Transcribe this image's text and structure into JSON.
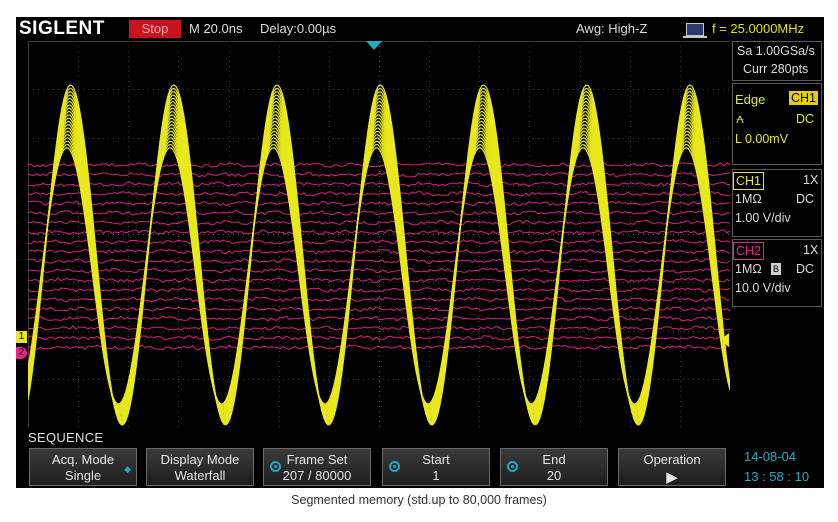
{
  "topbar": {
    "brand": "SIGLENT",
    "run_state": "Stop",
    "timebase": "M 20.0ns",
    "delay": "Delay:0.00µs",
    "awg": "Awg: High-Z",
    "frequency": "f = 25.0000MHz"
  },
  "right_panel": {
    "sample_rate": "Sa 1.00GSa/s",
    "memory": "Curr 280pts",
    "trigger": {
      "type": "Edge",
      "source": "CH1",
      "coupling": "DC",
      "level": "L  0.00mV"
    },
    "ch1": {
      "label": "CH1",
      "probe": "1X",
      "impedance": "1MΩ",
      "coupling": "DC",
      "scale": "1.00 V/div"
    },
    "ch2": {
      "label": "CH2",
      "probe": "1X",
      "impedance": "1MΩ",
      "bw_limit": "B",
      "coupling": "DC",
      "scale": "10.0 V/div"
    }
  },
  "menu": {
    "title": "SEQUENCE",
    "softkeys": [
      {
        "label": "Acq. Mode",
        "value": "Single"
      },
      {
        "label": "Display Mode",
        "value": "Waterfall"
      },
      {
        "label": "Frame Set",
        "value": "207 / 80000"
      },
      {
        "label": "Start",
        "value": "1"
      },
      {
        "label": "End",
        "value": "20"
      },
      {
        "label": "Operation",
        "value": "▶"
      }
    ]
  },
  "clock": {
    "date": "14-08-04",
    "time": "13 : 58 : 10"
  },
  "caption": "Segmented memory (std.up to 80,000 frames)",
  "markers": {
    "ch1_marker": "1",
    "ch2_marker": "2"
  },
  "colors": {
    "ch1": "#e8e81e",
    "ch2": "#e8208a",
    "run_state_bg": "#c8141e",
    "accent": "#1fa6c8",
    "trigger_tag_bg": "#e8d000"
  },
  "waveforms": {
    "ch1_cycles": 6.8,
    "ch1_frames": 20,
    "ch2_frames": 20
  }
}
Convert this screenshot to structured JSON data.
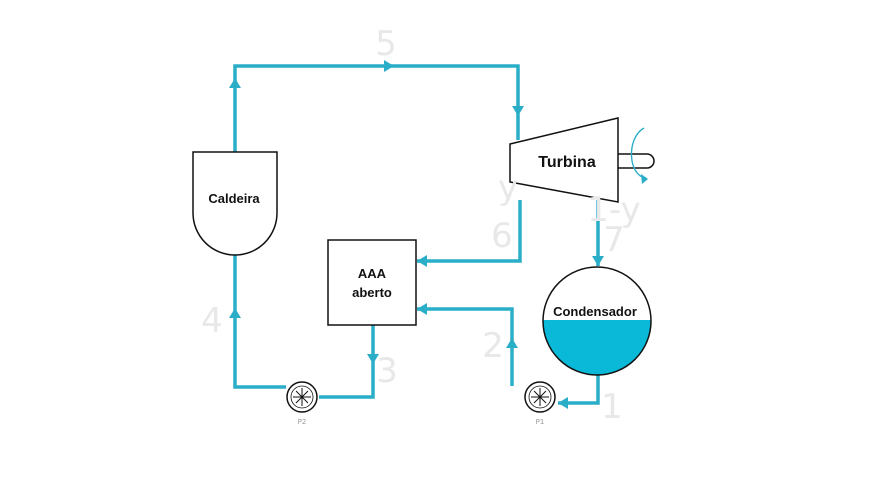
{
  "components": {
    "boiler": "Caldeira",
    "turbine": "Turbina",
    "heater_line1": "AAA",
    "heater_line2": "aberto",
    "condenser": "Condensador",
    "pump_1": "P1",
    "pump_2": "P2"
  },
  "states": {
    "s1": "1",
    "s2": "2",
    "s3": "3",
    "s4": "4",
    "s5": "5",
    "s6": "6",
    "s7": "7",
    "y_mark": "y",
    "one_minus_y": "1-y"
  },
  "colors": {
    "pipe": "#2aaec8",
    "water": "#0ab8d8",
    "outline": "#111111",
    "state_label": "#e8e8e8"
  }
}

++++++++++++++++++++

§ INSTRUCTION:
Starting with the line that holds "Convert this screenshot", repeat exactly every line through the end of the material above, both ends included, without the pictures.

§ SOLUTION FOR THIS EXERCISE:
Convert this screenshot to structured JSON data.
{
  "components": {
    "boiler": "Caldeira",
    "turbine": "Turbina",
    "heater_line1": "AAA",
    "heater_line2": "aberto",
    "condenser": "Condensador",
    "pump_1": "P1",
    "pump_2": "P2"
  },
  "states": {
    "s1": "1",
    "s2": "2",
    "s3": "3",
    "s4": "4",
    "s5": "5",
    "s6": "6",
    "s7": "7",
    "y_mark": "y",
    "one_minus_y": "1-y"
  },
  "colors": {
    "pipe": "#2aaec8",
    "water": "#0ab8d8",
    "outline": "#111111",
    "state_label": "#e8e8e8"
  }
}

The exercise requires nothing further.